• **Work to complete**: Output every entry exactly as given.

::: Given data

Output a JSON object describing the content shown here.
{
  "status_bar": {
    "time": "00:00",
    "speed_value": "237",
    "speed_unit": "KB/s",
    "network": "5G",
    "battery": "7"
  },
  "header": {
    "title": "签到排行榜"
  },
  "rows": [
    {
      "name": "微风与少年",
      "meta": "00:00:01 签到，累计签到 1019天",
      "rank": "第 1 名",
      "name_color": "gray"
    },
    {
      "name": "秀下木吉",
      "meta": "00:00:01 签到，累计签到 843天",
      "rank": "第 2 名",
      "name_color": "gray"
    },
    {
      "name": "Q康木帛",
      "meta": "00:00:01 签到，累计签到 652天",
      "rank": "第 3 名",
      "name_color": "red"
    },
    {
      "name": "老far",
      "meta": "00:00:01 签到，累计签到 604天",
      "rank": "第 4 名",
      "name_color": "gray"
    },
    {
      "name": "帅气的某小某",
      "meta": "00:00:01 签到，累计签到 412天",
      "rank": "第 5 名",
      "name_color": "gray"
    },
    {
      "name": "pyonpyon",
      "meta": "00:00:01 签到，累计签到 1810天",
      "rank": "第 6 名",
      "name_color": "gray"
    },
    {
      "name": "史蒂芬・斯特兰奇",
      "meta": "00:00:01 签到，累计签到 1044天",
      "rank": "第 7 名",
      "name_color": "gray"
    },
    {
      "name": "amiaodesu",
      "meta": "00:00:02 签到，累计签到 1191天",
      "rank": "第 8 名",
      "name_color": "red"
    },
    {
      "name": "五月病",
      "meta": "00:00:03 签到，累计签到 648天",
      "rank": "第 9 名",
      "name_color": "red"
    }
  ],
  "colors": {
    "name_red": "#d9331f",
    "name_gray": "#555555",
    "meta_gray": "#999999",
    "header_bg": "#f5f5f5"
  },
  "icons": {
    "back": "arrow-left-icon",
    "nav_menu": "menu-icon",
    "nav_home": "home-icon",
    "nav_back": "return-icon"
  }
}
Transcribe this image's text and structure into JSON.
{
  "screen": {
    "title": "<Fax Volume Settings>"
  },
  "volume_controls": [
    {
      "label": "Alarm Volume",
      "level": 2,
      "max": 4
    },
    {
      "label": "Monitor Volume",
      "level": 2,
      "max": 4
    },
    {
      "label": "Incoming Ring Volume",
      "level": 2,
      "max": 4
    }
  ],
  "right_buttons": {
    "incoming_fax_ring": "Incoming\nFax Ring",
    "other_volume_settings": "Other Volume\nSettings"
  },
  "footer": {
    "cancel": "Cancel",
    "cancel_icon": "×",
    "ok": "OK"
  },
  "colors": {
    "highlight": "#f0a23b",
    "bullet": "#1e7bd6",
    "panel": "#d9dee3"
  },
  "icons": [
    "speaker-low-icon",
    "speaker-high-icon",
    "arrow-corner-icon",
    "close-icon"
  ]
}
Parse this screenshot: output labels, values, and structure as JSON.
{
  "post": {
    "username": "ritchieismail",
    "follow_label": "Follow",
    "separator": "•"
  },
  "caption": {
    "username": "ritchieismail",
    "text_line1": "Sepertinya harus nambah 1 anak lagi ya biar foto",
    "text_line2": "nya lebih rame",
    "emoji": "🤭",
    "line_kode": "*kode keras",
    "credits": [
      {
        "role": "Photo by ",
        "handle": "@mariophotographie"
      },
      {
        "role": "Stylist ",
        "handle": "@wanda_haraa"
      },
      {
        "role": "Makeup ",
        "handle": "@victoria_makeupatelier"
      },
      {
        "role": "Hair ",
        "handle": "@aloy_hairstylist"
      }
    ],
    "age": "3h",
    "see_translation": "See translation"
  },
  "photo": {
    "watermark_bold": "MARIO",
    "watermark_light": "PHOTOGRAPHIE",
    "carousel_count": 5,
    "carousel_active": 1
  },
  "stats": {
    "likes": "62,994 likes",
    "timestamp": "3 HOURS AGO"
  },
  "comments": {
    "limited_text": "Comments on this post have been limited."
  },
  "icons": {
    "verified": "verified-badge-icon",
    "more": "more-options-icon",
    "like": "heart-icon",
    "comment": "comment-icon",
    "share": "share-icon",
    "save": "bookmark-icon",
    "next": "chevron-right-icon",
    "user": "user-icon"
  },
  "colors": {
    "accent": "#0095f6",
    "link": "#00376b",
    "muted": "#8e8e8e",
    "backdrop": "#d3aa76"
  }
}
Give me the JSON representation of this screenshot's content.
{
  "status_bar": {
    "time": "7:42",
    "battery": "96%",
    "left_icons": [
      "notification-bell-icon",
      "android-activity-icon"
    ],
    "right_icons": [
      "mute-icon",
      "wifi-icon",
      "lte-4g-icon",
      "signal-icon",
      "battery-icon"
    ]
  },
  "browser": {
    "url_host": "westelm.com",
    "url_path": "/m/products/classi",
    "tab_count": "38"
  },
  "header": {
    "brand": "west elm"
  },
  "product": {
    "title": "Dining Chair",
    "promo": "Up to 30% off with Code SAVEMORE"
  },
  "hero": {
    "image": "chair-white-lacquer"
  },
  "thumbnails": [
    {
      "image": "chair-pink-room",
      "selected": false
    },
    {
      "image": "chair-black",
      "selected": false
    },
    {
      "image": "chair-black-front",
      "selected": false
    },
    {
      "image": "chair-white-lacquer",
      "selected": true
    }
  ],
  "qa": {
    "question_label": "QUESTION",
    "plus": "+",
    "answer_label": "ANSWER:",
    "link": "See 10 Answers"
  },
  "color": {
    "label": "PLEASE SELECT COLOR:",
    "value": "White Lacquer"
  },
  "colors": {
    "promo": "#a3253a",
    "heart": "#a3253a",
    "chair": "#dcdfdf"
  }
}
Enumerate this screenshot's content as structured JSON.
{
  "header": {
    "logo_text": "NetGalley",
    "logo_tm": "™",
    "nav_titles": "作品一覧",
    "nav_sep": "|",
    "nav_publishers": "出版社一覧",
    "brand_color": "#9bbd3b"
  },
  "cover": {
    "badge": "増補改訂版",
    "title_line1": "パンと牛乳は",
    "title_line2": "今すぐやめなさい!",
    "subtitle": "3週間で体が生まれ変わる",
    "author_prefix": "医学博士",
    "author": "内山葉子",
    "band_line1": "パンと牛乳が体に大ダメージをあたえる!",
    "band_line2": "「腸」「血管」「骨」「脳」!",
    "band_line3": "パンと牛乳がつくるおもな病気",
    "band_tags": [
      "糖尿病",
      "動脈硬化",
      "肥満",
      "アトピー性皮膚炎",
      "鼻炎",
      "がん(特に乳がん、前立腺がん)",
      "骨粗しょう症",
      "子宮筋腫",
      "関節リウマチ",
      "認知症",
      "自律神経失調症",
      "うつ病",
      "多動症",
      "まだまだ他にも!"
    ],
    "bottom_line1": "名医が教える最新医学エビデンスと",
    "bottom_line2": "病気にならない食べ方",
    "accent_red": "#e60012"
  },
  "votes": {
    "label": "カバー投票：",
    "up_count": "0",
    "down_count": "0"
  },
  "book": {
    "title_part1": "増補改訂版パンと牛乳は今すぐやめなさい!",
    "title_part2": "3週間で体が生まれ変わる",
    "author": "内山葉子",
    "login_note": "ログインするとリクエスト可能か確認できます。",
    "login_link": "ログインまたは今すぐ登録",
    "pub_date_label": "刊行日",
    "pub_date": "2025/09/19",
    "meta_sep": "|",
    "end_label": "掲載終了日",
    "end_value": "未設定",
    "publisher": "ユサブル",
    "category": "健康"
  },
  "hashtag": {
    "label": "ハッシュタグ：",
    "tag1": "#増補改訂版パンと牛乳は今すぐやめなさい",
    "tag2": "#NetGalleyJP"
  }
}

::::::

• **Final answer**:
Output a JSON object describing the content shown here.
{
  "status_bar": {
    "time": "00:00",
    "speed_value": "237",
    "speed_unit": "KB/s",
    "network": "5G",
    "battery": "7"
  },
  "header": {
    "title": "签到排行榜"
  },
  "rows": [
    {
      "name": "微风与少年",
      "meta": "00:00:01 签到，累计签到 1019天",
      "rank": "第 1 名",
      "name_color": "gray"
    },
    {
      "name": "秀下木吉",
      "meta": "00:00:01 签到，累计签到 843天",
      "rank": "第 2 名",
      "name_color": "gray"
    },
    {
      "name": "Q康木帛",
      "meta": "00:00:01 签到，累计签到 652天",
      "rank": "第 3 名",
      "name_color": "red"
    },
    {
      "name": "老far",
      "meta": "00:00:01 签到，累计签到 604天",
      "rank": "第 4 名",
      "name_color": "gray"
    },
    {
      "name": "帅气的某小某",
      "meta": "00:00:01 签到，累计签到 412天",
      "rank": "第 5 名",
      "name_color": "gray"
    },
    {
      "name": "pyonpyon",
      "meta": "00:00:01 签到，累计签到 1810天",
      "rank": "第 6 名",
      "name_color": "gray"
    },
    {
      "name": "史蒂芬・斯特兰奇",
      "meta": "00:00:01 签到，累计签到 1044天",
      "rank": "第 7 名",
      "name_color": "gray"
    },
    {
      "name": "amiaodesu",
      "meta": "00:00:02 签到，累计签到 1191天",
      "rank": "第 8 名",
      "name_color": "red"
    },
    {
      "name": "五月病",
      "meta": "00:00:03 签到，累计签到 648天",
      "rank": "第 9 名",
      "name_color": "red"
    }
  ],
  "colors": {
    "name_red": "#d9331f",
    "name_gray": "#555555",
    "meta_gray": "#999999",
    "header_bg": "#f5f5f5"
  },
  "icons": {
    "back": "arrow-left-icon",
    "nav_menu": "menu-icon",
    "nav_home": "home-icon",
    "nav_back": "return-icon"
  }
}
Transcribe this image's text and structure into JSON.
{
  "screen": {
    "title": "<Fax Volume Settings>"
  },
  "volume_controls": [
    {
      "label": "Alarm Volume",
      "level": 2,
      "max": 4
    },
    {
      "label": "Monitor Volume",
      "level": 2,
      "max": 4
    },
    {
      "label": "Incoming Ring Volume",
      "level": 2,
      "max": 4
    }
  ],
  "right_buttons": {
    "incoming_fax_ring": "Incoming\nFax Ring",
    "other_volume_settings": "Other Volume\nSettings"
  },
  "footer": {
    "cancel": "Cancel",
    "cancel_icon": "×",
    "ok": "OK"
  },
  "colors": {
    "highlight": "#f0a23b",
    "bullet": "#1e7bd6",
    "panel": "#d9dee3"
  },
  "icons": [
    "speaker-low-icon",
    "speaker-high-icon",
    "arrow-corner-icon",
    "close-icon"
  ]
}
Parse this screenshot: output labels, values, and structure as JSON.
{
  "post": {
    "username": "ritchieismail",
    "follow_label": "Follow",
    "separator": "•"
  },
  "caption": {
    "username": "ritchieismail",
    "text_line1": "Sepertinya harus nambah 1 anak lagi ya biar foto",
    "text_line2": "nya lebih rame",
    "emoji": "🤭",
    "line_kode": "*kode keras",
    "credits": [
      {
        "role": "Photo by ",
        "handle": "@mariophotographie"
      },
      {
        "role": "Stylist ",
        "handle": "@wanda_haraa"
      },
      {
        "role": "Makeup ",
        "handle": "@victoria_makeupatelier"
      },
      {
        "role": "Hair ",
        "handle": "@aloy_hairstylist"
      }
    ],
    "age": "3h",
    "see_translation": "See translation"
  },
  "photo": {
    "watermark_bold": "MARIO",
    "watermark_light": "PHOTOGRAPHIE",
    "carousel_count": 5,
    "carousel_active": 1
  },
  "stats": {
    "likes": "62,994 likes",
    "timestamp": "3 HOURS AGO"
  },
  "comments": {
    "limited_text": "Comments on this post have been limited."
  },
  "icons": {
    "verified": "verified-badge-icon",
    "more": "more-options-icon",
    "like": "heart-icon",
    "comment": "comment-icon",
    "share": "share-icon",
    "save": "bookmark-icon",
    "next": "chevron-right-icon",
    "user": "user-icon"
  },
  "colors": {
    "accent": "#0095f6",
    "link": "#00376b",
    "muted": "#8e8e8e",
    "backdrop": "#d3aa76"
  }
}
Give me the JSON representation of this screenshot's content.
{
  "status_bar": {
    "time": "7:42",
    "battery": "96%",
    "left_icons": [
      "notification-bell-icon",
      "android-activity-icon"
    ],
    "right_icons": [
      "mute-icon",
      "wifi-icon",
      "lte-4g-icon",
      "signal-icon",
      "battery-icon"
    ]
  },
  "browser": {
    "url_host": "westelm.com",
    "url_path": "/m/products/classi",
    "tab_count": "38"
  },
  "header": {
    "brand": "west elm"
  },
  "product": {
    "title": "Dining Chair",
    "promo": "Up to 30% off with Code SAVEMORE"
  },
  "hero": {
    "image": "chair-white-lacquer"
  },
  "thumbnails": [
    {
      "image": "chair-pink-room",
      "selected": false
    },
    {
      "image": "chair-black",
      "selected": false
    },
    {
      "image": "chair-black-front",
      "selected": false
    },
    {
      "image": "chair-white-lacquer",
      "selected": true
    }
  ],
  "qa": {
    "question_label": "QUESTION",
    "plus": "+",
    "answer_label": "ANSWER:",
    "link": "See 10 Answers"
  },
  "color": {
    "label": "PLEASE SELECT COLOR:",
    "value": "White Lacquer"
  },
  "colors": {
    "promo": "#a3253a",
    "heart": "#a3253a",
    "chair": "#dcdfdf"
  }
}
Enumerate this screenshot's content as structured JSON.
{
  "header": {
    "logo_text": "NetGalley",
    "logo_tm": "™",
    "nav_titles": "作品一覧",
    "nav_sep": "|",
    "nav_publishers": "出版社一覧",
    "brand_color": "#9bbd3b"
  },
  "cover": {
    "badge": "増補改訂版",
    "title_line1": "パンと牛乳は",
    "title_line2": "今すぐやめなさい!",
    "subtitle": "3週間で体が生まれ変わる",
    "author_prefix": "医学博士",
    "author": "内山葉子",
    "band_line1": "パンと牛乳が体に大ダメージをあたえる!",
    "band_line2": "「腸」「血管」「骨」「脳」!",
    "band_line3": "パンと牛乳がつくるおもな病気",
    "band_tags": [
      "糖尿病",
      "動脈硬化",
      "肥満",
      "アトピー性皮膚炎",
      "鼻炎",
      "がん(特に乳がん、前立腺がん)",
      "骨粗しょう症",
      "子宮筋腫",
      "関節リウマチ",
      "認知症",
      "自律神経失調症",
      "うつ病",
      "多動症",
      "まだまだ他にも!"
    ],
    "bottom_line1": "名医が教える最新医学エビデンスと",
    "bottom_line2": "病気にならない食べ方",
    "accent_red": "#e60012"
  },
  "votes": {
    "label": "カバー投票：",
    "up_count": "0",
    "down_count": "0"
  },
  "book": {
    "title_part1": "増補改訂版パンと牛乳は今すぐやめなさい!",
    "title_part2": "3週間で体が生まれ変わる",
    "author": "内山葉子",
    "login_note": "ログインするとリクエスト可能か確認できます。",
    "login_link": "ログインまたは今すぐ登録",
    "pub_date_label": "刊行日",
    "pub_date": "2025/09/19",
    "meta_sep": "|",
    "end_label": "掲載終了日",
    "end_value": "未設定",
    "publisher": "ユサブル",
    "category": "健康"
  },
  "hashtag": {
    "label": "ハッシュタグ：",
    "tag1": "#増補改訂版パンと牛乳は今すぐやめなさい",
    "tag2": "#NetGalleyJP"
  }
}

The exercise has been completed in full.